* Lines of data *
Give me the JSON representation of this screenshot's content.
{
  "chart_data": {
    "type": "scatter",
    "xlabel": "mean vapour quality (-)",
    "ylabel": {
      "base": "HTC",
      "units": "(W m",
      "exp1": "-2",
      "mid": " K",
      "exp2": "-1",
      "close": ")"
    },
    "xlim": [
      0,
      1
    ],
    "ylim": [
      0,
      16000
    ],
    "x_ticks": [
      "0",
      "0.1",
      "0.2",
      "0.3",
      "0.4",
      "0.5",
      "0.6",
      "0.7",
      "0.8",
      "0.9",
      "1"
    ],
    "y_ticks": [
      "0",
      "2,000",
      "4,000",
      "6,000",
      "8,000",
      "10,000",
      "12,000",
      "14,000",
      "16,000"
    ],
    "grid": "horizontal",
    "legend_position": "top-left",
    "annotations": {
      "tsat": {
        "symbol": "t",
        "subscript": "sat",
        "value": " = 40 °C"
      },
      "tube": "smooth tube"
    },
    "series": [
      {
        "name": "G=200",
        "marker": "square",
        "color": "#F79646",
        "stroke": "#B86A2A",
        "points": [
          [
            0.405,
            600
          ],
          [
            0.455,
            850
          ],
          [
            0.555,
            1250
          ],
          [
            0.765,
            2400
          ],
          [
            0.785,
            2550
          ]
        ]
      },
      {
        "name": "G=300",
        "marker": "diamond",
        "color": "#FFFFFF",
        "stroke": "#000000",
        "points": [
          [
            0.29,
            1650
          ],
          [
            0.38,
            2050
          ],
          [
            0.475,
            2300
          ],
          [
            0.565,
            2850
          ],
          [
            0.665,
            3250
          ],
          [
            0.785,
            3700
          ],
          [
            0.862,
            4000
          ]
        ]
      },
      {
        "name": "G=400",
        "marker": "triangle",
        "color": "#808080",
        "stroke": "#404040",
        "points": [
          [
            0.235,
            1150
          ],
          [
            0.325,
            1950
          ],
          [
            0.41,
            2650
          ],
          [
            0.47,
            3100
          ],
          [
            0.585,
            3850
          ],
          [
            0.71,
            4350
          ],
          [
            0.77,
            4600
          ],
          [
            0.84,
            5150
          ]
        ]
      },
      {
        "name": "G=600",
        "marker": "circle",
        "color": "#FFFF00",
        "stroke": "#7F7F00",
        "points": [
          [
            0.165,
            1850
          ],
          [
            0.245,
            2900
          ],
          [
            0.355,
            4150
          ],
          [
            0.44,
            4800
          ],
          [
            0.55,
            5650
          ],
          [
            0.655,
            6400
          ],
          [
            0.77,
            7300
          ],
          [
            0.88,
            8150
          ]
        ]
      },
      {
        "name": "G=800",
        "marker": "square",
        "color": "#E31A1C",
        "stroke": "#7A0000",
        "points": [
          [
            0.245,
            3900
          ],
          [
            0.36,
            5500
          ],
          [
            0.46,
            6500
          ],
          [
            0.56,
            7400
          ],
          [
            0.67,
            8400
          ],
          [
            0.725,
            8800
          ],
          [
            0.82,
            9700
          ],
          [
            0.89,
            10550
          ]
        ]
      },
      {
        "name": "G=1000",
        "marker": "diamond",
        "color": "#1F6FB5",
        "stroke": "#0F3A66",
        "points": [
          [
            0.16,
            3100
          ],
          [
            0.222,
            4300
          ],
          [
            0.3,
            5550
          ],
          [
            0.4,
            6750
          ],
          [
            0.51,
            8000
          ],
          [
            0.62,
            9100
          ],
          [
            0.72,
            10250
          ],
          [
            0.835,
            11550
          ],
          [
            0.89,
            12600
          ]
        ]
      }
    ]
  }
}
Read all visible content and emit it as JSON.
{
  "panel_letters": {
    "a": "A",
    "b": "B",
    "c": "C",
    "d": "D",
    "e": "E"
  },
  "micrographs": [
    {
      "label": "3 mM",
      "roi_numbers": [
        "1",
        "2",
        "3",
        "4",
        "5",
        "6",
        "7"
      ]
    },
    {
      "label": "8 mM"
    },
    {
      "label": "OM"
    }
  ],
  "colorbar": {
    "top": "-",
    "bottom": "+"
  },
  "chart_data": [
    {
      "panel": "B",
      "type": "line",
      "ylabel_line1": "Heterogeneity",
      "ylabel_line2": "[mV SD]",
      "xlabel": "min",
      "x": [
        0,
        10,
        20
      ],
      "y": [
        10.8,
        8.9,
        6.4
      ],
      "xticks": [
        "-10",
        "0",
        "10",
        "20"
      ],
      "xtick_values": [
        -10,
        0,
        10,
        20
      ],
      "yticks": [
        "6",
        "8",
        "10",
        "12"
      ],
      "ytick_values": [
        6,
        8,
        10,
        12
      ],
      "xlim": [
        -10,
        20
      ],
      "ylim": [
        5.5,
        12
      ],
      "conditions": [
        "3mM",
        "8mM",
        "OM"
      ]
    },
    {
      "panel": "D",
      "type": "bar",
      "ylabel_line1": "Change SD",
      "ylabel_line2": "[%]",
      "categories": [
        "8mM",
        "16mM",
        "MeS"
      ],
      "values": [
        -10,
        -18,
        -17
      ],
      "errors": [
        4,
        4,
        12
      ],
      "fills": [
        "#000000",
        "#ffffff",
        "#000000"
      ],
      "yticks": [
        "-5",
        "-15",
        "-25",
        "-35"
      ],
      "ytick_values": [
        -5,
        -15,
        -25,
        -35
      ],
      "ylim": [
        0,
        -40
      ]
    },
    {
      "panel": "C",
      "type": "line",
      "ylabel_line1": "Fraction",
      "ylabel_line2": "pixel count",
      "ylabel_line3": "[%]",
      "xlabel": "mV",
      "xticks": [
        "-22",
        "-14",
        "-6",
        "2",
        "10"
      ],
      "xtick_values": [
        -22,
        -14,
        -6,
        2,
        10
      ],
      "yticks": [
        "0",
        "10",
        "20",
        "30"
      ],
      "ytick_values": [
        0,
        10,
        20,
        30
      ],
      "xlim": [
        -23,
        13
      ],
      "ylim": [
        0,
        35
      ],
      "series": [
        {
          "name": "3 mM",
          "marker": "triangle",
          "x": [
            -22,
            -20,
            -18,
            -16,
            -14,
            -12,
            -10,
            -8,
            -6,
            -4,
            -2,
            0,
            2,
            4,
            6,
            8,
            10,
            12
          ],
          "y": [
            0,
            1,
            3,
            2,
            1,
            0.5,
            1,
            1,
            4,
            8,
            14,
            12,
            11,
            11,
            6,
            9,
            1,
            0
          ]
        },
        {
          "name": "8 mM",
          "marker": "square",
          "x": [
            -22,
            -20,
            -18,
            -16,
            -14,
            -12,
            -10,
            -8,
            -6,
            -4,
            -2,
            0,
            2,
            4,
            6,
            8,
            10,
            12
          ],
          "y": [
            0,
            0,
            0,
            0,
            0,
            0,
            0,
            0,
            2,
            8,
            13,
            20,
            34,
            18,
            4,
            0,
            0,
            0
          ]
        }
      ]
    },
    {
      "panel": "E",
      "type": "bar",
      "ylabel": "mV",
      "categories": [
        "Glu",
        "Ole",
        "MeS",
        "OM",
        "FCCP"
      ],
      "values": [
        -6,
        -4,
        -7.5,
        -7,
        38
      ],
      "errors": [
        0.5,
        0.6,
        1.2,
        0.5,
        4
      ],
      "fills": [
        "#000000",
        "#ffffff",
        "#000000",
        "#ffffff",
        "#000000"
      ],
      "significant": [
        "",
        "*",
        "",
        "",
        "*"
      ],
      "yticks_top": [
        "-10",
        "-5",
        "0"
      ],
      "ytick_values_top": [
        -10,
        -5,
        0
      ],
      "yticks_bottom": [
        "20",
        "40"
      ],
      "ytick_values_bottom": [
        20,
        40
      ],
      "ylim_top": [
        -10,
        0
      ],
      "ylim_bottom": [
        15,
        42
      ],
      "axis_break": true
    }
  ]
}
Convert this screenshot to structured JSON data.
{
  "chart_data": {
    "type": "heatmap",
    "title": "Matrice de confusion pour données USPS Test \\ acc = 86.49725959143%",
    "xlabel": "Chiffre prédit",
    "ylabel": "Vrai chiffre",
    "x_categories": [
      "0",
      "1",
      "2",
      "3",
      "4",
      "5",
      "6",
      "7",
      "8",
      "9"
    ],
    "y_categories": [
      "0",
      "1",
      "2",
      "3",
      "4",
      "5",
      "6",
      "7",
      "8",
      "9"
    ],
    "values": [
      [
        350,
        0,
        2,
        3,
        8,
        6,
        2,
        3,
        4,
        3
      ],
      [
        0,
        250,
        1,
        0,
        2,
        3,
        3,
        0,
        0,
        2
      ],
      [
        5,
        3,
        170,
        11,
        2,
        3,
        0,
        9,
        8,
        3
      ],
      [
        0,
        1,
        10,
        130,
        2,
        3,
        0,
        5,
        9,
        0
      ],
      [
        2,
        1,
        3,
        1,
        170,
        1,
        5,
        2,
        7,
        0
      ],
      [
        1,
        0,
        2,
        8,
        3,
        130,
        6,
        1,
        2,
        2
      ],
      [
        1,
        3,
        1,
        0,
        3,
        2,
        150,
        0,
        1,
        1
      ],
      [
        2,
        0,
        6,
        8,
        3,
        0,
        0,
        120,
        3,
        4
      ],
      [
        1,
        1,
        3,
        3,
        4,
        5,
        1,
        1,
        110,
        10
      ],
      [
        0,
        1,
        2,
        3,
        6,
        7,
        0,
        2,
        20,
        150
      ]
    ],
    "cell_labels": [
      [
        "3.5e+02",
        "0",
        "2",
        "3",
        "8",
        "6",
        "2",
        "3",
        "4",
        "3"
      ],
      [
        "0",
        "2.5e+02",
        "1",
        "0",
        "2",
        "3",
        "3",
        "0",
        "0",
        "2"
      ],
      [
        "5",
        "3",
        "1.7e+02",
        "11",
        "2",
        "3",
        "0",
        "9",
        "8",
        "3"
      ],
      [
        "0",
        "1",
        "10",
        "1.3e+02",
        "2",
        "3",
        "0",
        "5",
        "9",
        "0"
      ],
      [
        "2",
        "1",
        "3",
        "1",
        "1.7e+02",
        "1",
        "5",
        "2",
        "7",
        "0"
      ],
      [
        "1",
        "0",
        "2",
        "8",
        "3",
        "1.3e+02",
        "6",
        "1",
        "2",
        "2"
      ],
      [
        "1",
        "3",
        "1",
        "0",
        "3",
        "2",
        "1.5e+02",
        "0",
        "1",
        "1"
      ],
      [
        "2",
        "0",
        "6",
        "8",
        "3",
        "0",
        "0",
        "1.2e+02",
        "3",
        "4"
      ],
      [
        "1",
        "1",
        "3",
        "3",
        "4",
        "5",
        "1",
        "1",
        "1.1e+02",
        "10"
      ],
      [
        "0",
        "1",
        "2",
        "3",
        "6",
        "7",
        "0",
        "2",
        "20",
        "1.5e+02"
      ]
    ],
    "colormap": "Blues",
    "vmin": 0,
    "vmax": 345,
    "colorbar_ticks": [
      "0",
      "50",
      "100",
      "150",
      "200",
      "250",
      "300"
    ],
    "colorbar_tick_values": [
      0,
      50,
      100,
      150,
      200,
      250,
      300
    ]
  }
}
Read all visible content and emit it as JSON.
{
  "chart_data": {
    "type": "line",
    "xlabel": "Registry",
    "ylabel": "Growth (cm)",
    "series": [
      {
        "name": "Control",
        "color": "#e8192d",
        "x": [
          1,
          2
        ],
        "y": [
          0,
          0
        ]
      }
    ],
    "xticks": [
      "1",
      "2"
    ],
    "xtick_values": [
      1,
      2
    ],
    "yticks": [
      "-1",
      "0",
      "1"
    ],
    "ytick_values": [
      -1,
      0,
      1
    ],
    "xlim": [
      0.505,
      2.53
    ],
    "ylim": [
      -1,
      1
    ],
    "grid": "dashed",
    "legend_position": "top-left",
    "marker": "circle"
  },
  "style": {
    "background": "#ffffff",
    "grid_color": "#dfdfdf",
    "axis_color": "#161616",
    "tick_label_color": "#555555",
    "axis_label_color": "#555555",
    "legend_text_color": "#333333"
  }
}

* GOAL *
Filter the data, keeping only the lines that contain "JSON".

* REPLY TO THE TASK *
Give me the JSON representation of this screenshot's content.
Read all visible content and emit it as JSON.
Convert this screenshot to structured JSON data.
Read all visible content and emit it as JSON.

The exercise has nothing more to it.